Data entries for graphics
________________________________________

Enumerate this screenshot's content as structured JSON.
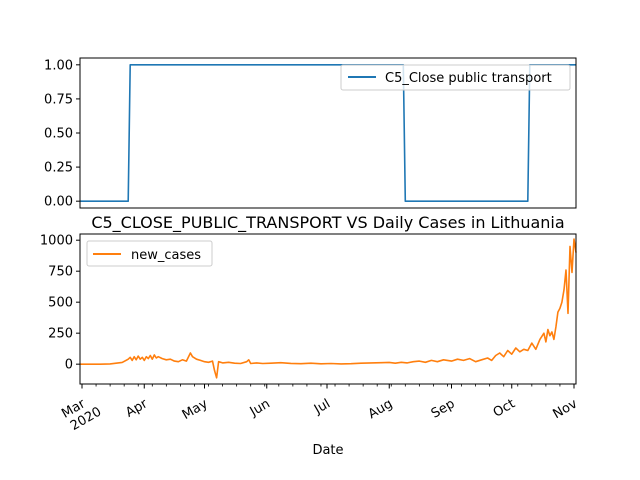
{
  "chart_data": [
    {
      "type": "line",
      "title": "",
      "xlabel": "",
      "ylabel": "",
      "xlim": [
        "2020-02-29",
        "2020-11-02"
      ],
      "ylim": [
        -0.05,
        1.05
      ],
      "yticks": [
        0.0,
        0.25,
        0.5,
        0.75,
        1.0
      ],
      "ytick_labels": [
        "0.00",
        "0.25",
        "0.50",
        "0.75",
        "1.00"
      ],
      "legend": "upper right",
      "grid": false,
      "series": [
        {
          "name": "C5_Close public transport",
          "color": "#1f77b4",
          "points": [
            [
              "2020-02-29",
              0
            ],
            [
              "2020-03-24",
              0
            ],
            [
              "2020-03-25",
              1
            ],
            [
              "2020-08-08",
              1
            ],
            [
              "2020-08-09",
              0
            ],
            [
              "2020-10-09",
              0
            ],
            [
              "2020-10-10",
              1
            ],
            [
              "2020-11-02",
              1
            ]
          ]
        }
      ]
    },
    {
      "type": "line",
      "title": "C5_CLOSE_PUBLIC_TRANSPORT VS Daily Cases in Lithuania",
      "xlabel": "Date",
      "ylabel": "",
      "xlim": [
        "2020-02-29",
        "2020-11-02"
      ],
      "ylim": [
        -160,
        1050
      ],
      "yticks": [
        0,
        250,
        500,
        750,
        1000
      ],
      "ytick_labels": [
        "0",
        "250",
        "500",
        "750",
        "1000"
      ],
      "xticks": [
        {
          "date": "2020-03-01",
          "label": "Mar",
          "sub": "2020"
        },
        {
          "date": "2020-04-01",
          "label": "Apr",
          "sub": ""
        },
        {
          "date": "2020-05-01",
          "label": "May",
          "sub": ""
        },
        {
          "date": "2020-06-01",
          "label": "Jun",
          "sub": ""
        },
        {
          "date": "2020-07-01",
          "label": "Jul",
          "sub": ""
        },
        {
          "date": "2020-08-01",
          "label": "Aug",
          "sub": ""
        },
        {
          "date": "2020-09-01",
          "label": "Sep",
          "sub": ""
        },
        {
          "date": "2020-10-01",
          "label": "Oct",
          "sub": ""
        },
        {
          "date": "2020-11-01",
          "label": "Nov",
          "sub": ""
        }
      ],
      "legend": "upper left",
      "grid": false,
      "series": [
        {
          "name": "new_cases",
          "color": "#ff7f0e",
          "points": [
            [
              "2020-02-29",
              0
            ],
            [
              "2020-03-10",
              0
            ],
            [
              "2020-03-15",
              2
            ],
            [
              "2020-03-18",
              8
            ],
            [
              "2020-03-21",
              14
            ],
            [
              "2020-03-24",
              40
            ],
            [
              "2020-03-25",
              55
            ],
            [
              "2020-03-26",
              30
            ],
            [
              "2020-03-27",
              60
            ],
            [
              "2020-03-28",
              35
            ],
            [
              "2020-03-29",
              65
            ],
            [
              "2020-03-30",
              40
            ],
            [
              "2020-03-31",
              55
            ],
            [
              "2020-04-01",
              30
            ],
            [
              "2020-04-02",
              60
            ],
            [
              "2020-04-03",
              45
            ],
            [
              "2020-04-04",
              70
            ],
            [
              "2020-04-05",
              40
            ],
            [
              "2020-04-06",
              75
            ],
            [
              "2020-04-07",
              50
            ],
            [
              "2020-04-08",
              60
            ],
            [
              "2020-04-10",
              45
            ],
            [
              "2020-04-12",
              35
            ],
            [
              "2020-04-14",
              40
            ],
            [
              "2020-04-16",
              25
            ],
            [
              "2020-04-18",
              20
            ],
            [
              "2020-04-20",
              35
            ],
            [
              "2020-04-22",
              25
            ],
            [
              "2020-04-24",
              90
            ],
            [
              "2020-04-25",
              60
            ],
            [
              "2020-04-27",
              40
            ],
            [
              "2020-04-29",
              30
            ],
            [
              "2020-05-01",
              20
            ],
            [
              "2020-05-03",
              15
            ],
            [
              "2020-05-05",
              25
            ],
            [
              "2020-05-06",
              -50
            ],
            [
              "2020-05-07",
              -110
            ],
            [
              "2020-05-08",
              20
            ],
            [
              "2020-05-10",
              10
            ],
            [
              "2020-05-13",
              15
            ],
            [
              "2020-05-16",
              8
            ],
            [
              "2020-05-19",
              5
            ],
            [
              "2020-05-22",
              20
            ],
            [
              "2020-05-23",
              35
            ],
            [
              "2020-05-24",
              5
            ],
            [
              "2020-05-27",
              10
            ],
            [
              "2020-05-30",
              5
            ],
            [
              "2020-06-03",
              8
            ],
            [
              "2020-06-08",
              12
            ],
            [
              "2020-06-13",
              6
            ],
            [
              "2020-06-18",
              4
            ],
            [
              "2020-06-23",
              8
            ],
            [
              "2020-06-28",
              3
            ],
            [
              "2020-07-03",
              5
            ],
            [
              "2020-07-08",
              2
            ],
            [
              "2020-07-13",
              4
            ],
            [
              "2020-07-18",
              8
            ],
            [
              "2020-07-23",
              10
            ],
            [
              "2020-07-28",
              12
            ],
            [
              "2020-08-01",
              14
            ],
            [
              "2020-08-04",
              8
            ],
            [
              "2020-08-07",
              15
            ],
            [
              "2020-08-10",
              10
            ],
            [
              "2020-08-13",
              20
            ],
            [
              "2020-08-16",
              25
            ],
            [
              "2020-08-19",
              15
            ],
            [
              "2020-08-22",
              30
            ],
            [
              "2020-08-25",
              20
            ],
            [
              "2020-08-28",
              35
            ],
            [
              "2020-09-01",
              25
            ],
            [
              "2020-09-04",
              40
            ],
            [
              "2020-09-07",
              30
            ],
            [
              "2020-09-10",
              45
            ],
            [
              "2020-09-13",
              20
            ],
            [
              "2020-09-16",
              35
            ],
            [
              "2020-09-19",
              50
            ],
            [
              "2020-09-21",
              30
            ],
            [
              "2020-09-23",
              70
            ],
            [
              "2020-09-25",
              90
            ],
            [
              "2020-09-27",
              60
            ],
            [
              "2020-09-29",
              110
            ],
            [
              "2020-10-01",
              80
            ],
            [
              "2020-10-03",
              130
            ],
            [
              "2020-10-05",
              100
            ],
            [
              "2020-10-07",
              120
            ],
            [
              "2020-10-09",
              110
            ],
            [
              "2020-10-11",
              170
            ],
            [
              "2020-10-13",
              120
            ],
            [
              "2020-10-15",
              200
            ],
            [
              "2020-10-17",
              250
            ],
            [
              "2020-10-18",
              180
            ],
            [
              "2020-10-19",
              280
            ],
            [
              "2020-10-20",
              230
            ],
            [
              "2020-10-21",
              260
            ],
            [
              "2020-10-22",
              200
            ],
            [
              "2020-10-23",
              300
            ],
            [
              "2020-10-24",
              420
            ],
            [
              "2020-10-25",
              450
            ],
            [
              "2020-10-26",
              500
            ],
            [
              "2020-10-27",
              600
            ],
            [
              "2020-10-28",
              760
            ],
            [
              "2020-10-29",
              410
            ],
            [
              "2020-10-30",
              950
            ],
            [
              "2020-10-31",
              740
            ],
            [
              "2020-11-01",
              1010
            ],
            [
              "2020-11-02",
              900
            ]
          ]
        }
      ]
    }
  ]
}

________________________________________

INSTRUCTION - Tell how many lines in the records above contain "title", giving the number and no other words.

RESPONSE - 2